## start Record list

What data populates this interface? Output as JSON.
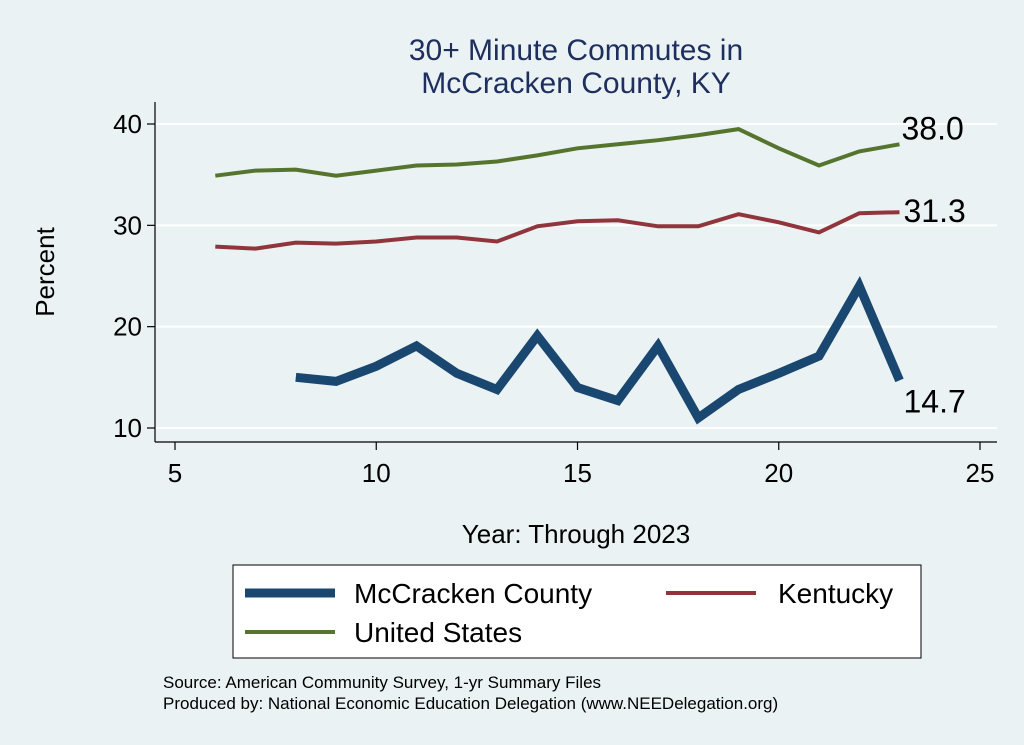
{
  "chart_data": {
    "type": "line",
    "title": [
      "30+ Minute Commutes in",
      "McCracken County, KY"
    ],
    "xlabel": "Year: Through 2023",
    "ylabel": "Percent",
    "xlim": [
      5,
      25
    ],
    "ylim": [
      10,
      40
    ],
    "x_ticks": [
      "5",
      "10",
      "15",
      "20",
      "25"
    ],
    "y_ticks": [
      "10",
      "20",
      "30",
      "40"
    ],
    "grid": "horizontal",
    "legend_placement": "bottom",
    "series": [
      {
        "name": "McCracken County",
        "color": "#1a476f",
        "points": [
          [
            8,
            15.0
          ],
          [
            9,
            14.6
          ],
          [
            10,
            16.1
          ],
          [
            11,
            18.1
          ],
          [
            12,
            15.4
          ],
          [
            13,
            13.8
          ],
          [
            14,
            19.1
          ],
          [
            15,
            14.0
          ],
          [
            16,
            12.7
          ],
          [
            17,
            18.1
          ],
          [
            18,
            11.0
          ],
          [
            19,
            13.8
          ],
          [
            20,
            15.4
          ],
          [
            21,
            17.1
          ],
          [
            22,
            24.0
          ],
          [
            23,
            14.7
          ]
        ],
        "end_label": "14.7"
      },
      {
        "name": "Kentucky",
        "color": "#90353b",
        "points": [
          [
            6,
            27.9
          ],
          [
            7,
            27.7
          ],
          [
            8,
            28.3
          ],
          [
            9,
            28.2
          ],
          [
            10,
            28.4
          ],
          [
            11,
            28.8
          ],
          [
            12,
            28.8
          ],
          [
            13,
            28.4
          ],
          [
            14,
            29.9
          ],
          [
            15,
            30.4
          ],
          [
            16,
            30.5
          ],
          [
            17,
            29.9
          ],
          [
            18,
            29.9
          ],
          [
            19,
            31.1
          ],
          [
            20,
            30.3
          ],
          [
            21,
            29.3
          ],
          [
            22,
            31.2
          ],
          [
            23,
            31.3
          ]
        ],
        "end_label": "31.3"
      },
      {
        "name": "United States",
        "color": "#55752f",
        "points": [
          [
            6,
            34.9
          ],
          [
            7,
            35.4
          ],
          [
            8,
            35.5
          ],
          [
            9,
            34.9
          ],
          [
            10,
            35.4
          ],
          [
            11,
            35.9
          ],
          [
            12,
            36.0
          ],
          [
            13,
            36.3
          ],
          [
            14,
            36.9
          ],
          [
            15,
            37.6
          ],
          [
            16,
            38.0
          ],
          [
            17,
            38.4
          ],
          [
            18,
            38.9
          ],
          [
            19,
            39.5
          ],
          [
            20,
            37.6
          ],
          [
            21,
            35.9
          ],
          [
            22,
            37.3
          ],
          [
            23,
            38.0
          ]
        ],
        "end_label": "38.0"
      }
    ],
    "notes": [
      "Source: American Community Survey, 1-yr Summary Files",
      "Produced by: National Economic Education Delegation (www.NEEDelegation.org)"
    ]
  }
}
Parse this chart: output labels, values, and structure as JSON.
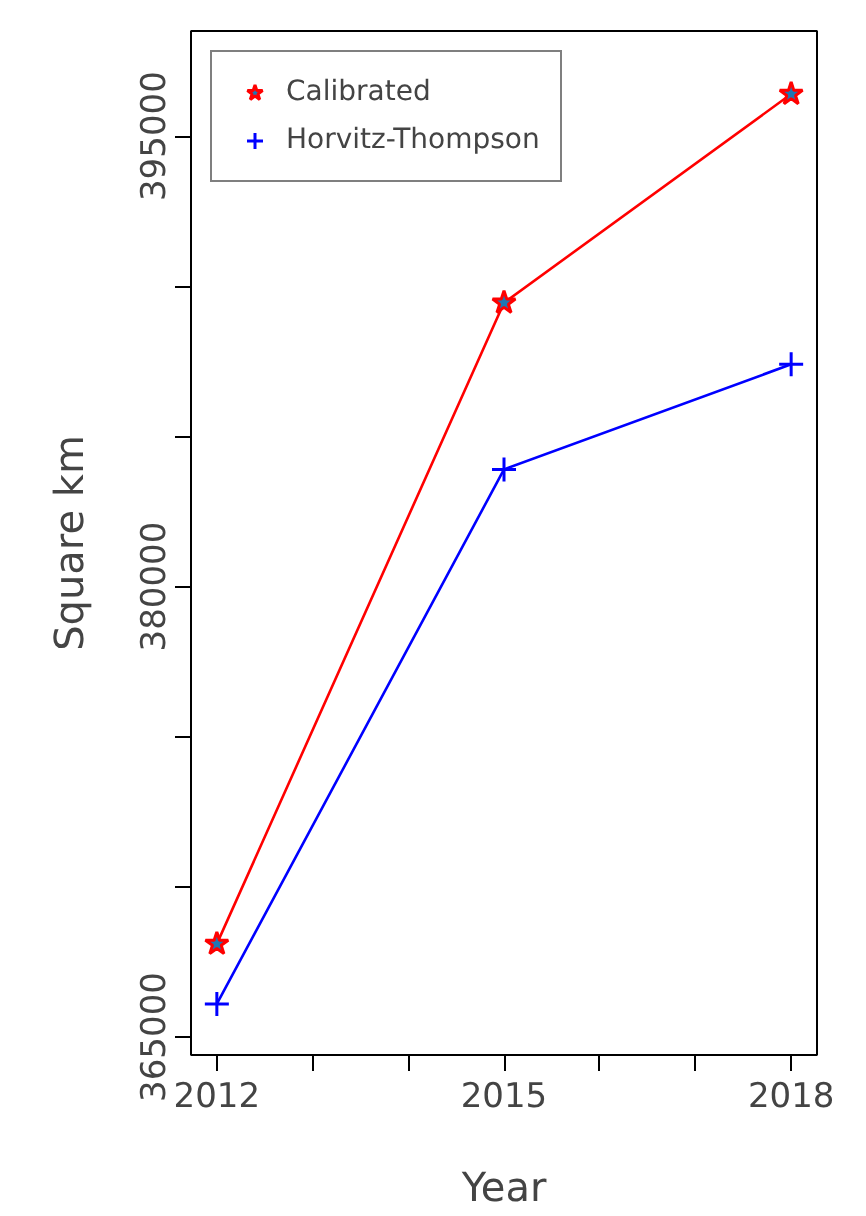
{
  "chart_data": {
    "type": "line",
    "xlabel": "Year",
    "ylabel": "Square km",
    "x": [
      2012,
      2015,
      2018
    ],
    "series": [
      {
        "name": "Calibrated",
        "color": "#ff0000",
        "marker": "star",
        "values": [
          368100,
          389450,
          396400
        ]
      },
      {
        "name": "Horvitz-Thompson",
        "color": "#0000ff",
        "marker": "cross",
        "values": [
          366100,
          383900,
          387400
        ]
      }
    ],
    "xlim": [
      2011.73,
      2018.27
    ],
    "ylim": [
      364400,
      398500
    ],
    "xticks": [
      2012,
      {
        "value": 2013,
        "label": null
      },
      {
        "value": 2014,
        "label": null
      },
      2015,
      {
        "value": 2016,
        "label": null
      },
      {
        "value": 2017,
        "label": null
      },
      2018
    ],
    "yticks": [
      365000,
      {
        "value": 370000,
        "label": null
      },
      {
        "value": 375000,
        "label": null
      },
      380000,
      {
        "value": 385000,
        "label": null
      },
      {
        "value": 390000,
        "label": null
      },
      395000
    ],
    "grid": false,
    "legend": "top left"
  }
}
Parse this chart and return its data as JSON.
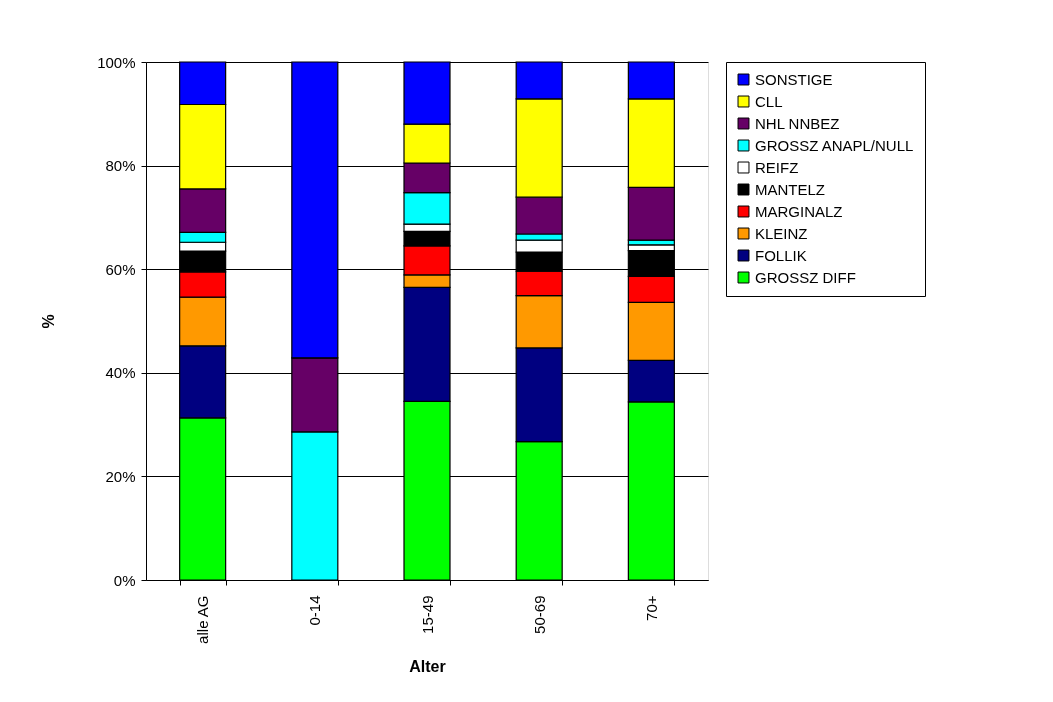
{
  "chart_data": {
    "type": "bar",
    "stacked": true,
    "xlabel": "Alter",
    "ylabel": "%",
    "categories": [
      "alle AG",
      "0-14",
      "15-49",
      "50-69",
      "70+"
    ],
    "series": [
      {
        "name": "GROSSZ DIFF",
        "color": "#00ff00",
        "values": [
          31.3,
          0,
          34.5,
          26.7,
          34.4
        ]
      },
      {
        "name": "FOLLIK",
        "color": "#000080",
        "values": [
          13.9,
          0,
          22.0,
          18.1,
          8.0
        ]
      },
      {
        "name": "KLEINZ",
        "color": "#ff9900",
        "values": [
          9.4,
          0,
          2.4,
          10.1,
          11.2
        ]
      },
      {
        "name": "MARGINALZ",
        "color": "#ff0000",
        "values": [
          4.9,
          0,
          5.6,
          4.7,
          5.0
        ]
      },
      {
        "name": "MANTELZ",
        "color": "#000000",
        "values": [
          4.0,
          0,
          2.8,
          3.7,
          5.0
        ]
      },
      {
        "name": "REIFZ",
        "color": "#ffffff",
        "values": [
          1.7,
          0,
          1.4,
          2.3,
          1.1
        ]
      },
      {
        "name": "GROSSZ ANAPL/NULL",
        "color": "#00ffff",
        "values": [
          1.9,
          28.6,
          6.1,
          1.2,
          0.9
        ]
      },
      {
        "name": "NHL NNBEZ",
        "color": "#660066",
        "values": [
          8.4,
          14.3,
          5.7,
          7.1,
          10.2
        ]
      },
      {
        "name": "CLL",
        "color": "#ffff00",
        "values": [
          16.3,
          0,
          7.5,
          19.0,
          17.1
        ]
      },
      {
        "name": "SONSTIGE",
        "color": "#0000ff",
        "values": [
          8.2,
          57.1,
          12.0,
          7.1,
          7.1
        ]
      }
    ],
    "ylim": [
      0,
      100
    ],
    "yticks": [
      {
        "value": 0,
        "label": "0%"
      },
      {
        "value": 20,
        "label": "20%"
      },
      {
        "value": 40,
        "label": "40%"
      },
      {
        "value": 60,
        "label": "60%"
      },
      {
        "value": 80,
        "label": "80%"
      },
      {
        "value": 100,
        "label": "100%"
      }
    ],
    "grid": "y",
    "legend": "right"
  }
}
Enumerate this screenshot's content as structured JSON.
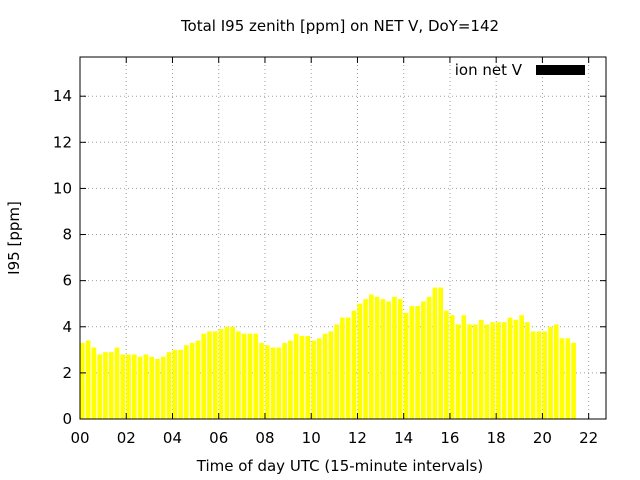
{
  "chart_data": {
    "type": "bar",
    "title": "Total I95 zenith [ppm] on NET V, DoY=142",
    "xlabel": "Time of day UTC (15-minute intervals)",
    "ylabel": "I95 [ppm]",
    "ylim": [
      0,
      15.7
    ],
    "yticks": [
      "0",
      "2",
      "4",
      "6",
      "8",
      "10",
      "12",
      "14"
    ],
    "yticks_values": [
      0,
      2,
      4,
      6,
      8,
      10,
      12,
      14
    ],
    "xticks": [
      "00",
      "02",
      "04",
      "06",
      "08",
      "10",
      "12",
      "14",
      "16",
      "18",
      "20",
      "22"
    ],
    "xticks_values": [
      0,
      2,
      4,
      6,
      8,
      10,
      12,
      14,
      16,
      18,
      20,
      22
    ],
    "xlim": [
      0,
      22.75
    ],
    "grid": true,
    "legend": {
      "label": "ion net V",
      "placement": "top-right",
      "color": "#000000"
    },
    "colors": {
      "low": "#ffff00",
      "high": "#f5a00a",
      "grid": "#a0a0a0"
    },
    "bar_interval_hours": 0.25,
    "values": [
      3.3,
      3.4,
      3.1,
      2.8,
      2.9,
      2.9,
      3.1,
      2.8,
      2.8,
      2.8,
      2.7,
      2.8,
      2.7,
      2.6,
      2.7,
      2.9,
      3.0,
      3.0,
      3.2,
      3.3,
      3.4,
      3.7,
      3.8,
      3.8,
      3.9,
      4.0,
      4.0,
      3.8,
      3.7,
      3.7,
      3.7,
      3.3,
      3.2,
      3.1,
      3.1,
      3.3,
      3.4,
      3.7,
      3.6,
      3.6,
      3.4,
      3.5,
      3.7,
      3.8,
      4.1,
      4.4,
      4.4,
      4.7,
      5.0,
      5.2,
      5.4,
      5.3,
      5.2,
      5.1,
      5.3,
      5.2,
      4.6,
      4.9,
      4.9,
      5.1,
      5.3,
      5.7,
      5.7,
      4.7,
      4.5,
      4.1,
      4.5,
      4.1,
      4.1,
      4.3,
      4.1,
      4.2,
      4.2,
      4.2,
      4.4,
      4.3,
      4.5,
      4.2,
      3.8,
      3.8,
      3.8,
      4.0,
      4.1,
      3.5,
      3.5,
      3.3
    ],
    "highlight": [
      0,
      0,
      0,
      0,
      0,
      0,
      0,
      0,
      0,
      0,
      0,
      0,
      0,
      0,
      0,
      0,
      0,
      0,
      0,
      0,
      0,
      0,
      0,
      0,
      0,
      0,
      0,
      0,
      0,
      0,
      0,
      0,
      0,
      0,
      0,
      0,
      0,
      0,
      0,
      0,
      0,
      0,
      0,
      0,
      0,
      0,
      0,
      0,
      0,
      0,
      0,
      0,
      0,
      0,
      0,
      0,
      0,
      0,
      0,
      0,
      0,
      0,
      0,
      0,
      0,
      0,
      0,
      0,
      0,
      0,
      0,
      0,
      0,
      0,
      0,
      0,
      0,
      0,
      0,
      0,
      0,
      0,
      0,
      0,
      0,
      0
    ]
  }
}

## end Record list

== What is required ==
Take every line from the data above that holds "JSON" and copy it out.

== Expected answer ==
What data populates this interface? Output as JSON.
Parse this chart: output labels, values, and structure as JSON.
Parse this chart and return its data as JSON.
Enumerate this screenshot's content as structured JSON.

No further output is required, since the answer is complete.